Records provided:
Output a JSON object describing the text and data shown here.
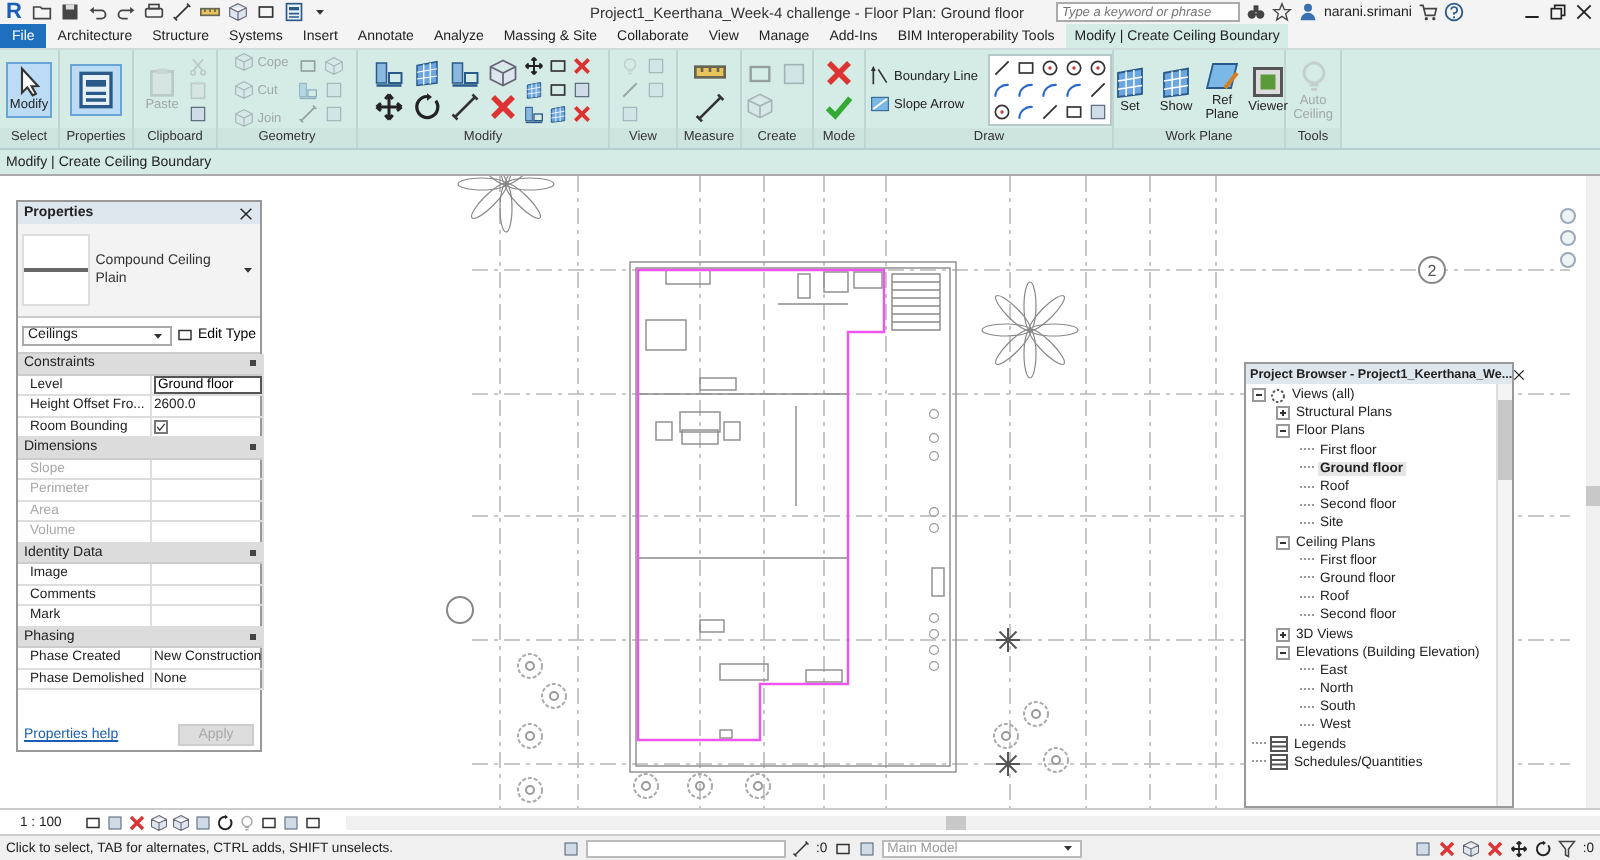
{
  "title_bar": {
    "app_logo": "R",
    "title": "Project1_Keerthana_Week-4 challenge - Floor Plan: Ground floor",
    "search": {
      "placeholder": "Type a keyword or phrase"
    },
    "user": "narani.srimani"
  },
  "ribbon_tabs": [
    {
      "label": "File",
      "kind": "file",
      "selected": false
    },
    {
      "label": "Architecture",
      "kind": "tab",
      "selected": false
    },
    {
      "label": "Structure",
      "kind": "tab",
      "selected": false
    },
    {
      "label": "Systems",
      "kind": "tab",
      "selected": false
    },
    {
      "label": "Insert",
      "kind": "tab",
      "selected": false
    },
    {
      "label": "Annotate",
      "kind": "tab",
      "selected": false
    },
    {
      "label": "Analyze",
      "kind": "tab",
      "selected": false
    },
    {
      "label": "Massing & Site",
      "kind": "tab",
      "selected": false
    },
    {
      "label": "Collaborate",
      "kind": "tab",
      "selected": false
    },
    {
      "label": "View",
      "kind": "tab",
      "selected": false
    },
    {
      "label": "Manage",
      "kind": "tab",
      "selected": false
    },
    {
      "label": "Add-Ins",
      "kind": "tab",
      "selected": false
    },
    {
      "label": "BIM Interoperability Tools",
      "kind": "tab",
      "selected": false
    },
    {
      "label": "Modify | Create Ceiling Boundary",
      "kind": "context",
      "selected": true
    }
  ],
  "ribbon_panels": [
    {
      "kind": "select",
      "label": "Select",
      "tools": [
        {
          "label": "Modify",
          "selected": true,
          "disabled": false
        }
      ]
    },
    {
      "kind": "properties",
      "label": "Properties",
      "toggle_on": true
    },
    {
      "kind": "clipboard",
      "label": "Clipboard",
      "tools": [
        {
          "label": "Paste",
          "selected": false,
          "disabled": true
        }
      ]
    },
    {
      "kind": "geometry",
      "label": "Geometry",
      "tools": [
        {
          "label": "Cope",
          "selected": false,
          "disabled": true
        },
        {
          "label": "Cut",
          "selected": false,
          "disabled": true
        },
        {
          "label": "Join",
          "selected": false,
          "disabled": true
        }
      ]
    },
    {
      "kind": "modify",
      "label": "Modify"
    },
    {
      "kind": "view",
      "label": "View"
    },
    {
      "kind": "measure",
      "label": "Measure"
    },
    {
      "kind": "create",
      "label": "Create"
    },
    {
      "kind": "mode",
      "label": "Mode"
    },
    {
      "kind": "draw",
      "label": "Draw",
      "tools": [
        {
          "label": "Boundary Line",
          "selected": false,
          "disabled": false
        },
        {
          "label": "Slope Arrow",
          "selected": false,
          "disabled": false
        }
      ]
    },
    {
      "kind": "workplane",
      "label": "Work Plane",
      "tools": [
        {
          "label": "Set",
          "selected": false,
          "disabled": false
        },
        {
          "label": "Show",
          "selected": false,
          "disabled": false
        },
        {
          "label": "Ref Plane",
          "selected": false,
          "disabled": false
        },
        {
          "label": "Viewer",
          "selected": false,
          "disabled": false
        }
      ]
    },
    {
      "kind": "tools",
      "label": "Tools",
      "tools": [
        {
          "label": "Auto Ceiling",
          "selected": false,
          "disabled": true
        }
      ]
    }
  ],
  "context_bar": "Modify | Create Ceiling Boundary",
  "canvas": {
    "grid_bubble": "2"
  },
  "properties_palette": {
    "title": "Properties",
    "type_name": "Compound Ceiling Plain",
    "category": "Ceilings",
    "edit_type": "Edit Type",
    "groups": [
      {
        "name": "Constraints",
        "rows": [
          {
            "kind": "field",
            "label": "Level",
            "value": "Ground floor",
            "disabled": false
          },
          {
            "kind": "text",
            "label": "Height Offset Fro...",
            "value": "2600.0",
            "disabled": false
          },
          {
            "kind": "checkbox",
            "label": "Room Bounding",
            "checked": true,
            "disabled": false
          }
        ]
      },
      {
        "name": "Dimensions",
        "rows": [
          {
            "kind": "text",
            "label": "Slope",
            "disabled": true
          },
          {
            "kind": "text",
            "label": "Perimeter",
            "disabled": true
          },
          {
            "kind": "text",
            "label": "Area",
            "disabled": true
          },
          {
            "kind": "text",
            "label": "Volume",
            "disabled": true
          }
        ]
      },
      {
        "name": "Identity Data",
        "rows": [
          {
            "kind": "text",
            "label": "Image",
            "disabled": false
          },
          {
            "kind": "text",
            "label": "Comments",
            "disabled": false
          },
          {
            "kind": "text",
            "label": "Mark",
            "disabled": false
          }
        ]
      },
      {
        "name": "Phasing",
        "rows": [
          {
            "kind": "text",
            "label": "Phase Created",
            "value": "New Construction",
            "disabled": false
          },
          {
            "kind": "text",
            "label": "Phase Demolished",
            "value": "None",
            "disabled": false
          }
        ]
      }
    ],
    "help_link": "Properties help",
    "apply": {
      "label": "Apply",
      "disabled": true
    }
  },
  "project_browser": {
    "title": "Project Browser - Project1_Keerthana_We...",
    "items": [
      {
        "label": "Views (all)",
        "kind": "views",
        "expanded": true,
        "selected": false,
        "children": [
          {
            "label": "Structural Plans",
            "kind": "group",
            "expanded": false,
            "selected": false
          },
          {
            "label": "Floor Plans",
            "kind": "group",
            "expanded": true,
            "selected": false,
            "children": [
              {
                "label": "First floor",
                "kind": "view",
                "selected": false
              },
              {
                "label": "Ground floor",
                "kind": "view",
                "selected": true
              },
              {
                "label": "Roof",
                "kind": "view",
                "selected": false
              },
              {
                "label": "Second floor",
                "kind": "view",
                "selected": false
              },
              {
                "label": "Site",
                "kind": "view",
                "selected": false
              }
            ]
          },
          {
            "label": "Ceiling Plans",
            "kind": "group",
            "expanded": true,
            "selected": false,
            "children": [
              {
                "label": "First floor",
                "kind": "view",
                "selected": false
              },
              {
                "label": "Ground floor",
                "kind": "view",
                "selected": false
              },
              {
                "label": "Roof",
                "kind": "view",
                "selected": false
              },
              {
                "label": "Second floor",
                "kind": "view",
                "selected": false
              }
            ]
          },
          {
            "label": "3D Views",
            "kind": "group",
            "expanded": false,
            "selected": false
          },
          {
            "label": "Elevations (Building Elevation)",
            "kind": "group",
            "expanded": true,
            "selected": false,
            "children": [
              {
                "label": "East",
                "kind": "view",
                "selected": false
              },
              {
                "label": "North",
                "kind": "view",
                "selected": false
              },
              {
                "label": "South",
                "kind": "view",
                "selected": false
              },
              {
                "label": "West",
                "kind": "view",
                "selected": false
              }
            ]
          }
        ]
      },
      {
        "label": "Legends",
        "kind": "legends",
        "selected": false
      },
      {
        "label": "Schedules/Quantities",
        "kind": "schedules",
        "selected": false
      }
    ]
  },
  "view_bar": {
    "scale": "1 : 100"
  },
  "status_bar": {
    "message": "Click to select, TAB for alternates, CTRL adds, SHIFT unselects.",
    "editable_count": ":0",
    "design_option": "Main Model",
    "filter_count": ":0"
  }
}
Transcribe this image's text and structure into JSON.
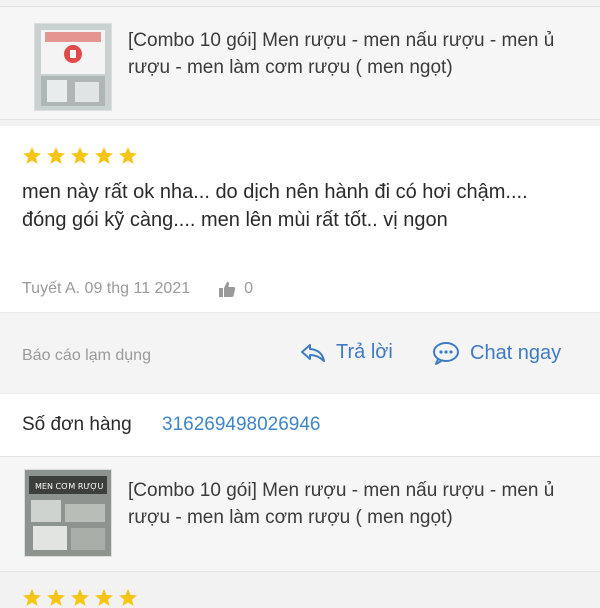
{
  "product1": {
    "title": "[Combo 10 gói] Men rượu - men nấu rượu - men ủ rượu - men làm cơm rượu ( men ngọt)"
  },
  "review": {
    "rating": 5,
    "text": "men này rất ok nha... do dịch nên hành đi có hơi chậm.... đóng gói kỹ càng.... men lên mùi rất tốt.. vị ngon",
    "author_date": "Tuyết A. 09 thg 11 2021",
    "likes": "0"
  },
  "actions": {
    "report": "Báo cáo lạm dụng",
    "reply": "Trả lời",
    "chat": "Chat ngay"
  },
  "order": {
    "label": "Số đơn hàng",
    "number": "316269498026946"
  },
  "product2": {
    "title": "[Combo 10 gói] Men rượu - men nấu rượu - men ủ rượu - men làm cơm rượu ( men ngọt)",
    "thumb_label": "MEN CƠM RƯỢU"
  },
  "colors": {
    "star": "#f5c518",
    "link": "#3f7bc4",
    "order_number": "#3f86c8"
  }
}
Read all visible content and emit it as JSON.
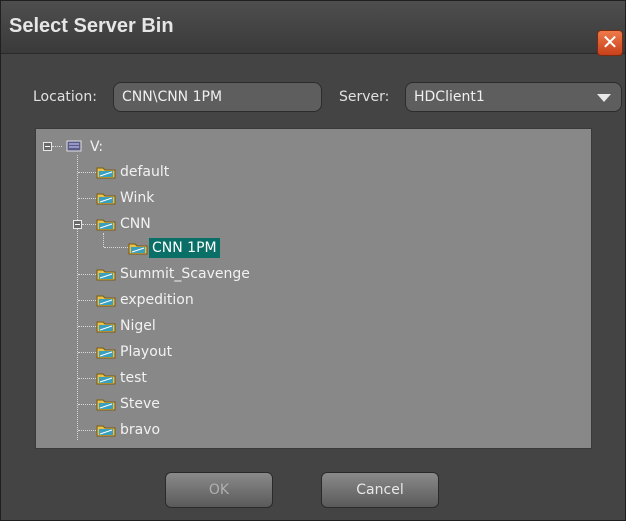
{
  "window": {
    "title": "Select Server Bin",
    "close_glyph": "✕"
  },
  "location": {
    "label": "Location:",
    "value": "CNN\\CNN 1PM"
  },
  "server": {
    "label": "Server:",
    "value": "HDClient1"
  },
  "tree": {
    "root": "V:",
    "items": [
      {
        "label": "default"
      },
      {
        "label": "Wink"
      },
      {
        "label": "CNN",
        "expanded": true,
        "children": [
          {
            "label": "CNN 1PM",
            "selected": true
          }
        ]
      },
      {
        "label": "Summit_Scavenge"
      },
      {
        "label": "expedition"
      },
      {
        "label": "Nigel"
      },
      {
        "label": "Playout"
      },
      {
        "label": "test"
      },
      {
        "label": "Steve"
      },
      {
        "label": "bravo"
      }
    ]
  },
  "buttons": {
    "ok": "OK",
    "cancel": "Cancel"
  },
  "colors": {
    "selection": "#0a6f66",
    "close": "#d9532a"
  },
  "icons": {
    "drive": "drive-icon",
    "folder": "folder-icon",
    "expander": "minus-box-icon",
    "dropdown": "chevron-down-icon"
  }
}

Instructions to follow: Where a line in the material above holds "JSON", copy that line.

Final answer:
Output a JSON object describing the text and data shown here.
Transcribe this image's text and structure into JSON.
Read all visible content and emit it as JSON.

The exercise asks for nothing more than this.